>> begin

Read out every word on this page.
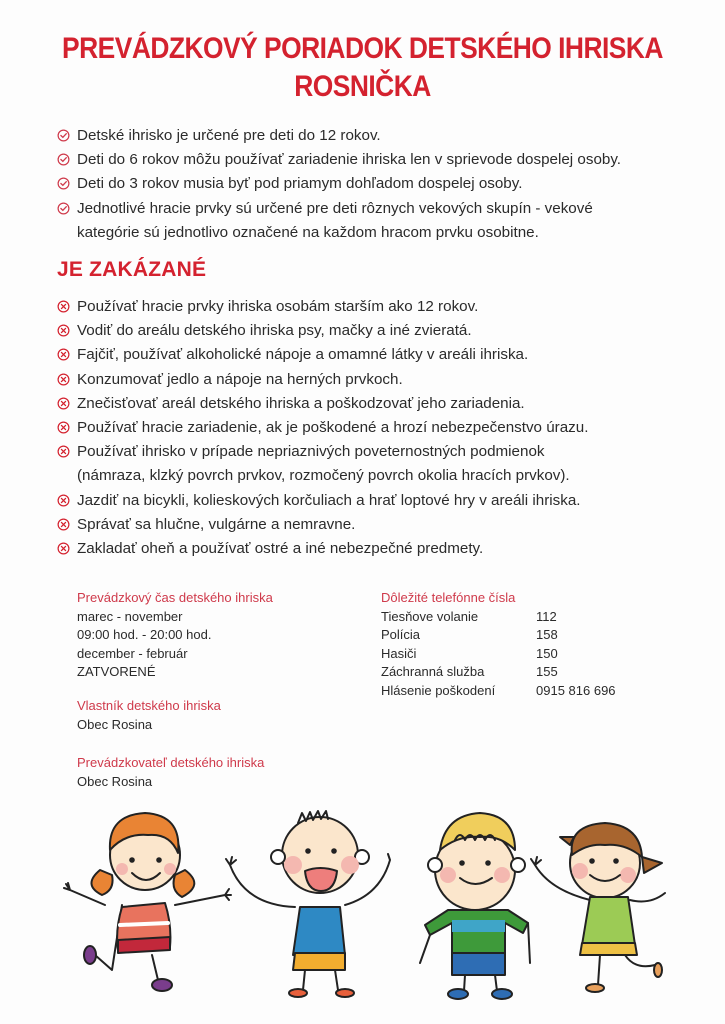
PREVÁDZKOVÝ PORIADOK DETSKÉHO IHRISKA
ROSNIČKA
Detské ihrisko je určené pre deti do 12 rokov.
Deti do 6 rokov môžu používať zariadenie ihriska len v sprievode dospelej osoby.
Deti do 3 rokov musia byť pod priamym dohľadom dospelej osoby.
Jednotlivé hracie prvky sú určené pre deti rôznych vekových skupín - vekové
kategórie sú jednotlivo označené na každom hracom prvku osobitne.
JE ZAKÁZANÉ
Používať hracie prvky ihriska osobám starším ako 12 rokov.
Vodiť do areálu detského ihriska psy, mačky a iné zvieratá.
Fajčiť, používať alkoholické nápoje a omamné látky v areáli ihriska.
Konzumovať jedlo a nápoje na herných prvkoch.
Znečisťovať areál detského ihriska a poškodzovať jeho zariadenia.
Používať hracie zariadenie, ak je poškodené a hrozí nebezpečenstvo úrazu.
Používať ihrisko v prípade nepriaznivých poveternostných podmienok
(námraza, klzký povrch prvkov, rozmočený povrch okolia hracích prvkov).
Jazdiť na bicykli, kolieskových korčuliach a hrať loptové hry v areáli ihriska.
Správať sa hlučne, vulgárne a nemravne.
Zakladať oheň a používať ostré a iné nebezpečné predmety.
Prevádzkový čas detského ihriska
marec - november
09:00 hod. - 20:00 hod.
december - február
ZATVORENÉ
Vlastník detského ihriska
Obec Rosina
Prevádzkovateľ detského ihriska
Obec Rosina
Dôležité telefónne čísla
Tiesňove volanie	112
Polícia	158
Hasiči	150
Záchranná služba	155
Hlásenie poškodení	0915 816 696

>> end

▶ Requirements:
Reproduce all of the data exactly; the pictures do not belong in the copy.

▶ Response to the exercise:
Read out every word on this page.
PREVÁDZKOVÝ PORIADOK DETSKÉHO IHRISKA
ROSNIČKA
Detské ihrisko je určené pre deti do 12 rokov.
Deti do 6 rokov môžu používať zariadenie ihriska len v sprievode dospelej osoby.
Deti do 3 rokov musia byť pod priamym dohľadom dospelej osoby.
Jednotlivé hracie prvky sú určené pre deti rôznych vekových skupín - vekové
kategórie sú jednotlivo označené na každom hracom prvku osobitne.
JE ZAKÁZANÉ
Používať hracie prvky ihriska osobám starším ako 12 rokov.
Vodiť do areálu detského ihriska psy, mačky a iné zvieratá.
Fajčiť, používať alkoholické nápoje a omamné látky v areáli ihriska.
Konzumovať jedlo a nápoje na herných prvkoch.
Znečisťovať areál detského ihriska a poškodzovať jeho zariadenia.
Používať hracie zariadenie, ak je poškodené a hrozí nebezpečenstvo úrazu.
Používať ihrisko v prípade nepriaznivých poveternostných podmienok
(námraza, klzký povrch prvkov, rozmočený povrch okolia hracích prvkov).
Jazdiť na bicykli, kolieskových korčuliach a hrať loptové hry v areáli ihriska.
Správať sa hlučne, vulgárne a nemravne.
Zakladať oheň a používať ostré a iné nebezpečné predmety.
Prevádzkový čas detského ihriska
marec - november
09:00 hod. - 20:00 hod.
december - február
ZATVORENÉ
Vlastník detského ihriska
Obec Rosina
Prevádzkovateľ detského ihriska
Obec Rosina
Dôležité telefónne čísla
Tiesňove volanie	112
Polícia	158
Hasiči	150
Záchranná služba	155
Hlásenie poškodení	0915 816 696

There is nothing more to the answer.